### DATA SECTION:
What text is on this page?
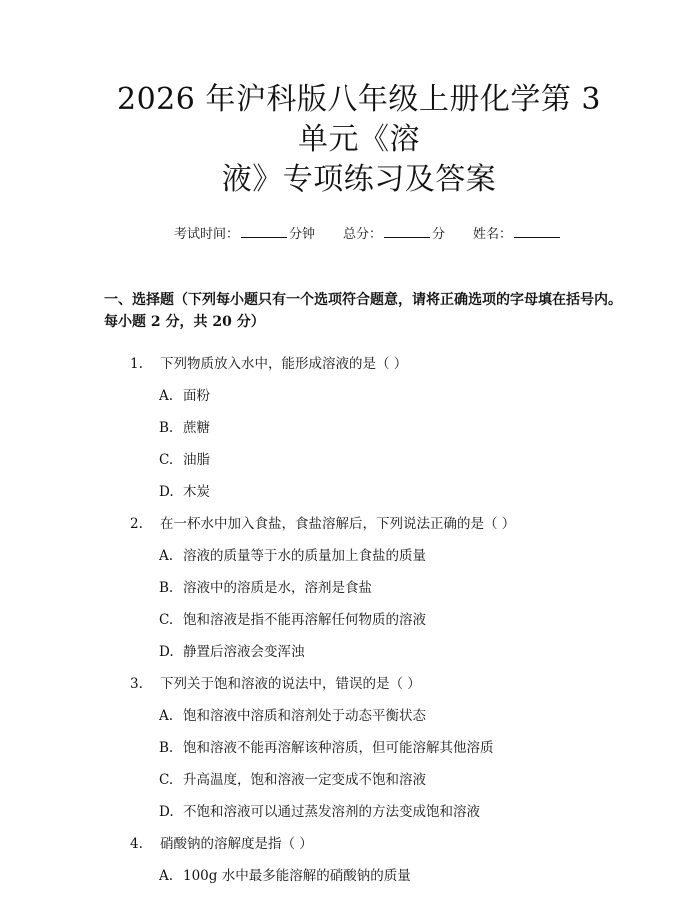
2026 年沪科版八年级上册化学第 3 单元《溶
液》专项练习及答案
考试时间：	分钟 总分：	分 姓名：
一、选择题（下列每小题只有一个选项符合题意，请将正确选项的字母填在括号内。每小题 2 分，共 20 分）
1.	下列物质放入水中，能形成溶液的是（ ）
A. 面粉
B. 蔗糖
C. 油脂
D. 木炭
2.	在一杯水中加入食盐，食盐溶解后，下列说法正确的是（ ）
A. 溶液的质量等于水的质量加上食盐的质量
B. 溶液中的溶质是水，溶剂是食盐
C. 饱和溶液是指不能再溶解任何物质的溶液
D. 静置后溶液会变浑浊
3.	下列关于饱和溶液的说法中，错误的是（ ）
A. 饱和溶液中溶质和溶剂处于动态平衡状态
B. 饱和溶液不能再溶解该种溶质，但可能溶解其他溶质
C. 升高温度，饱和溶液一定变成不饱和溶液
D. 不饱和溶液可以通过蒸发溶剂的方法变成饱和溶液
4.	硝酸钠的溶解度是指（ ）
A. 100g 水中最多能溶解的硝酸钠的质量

### DIRECTIONS:
Omit any images, then output the listing exactly.

### RESPONSE:
What text is on this page?
2026 年沪科版八年级上册化学第 3 单元《溶
液》专项练习及答案
考试时间：	分钟 总分：	分 姓名：
一、选择题（下列每小题只有一个选项符合题意，请将正确选项的字母填在括号内。每小题 2 分，共 20 分）
1.	下列物质放入水中，能形成溶液的是（ ）
A. 面粉
B. 蔗糖
C. 油脂
D. 木炭
2.	在一杯水中加入食盐，食盐溶解后，下列说法正确的是（ ）
A. 溶液的质量等于水的质量加上食盐的质量
B. 溶液中的溶质是水，溶剂是食盐
C. 饱和溶液是指不能再溶解任何物质的溶液
D. 静置后溶液会变浑浊
3.	下列关于饱和溶液的说法中，错误的是（ ）
A. 饱和溶液中溶质和溶剂处于动态平衡状态
B. 饱和溶液不能再溶解该种溶质，但可能溶解其他溶质
C. 升高温度，饱和溶液一定变成不饱和溶液
D. 不饱和溶液可以通过蒸发溶剂的方法变成饱和溶液
4.	硝酸钠的溶解度是指（ ）
A. 100g 水中最多能溶解的硝酸钠的质量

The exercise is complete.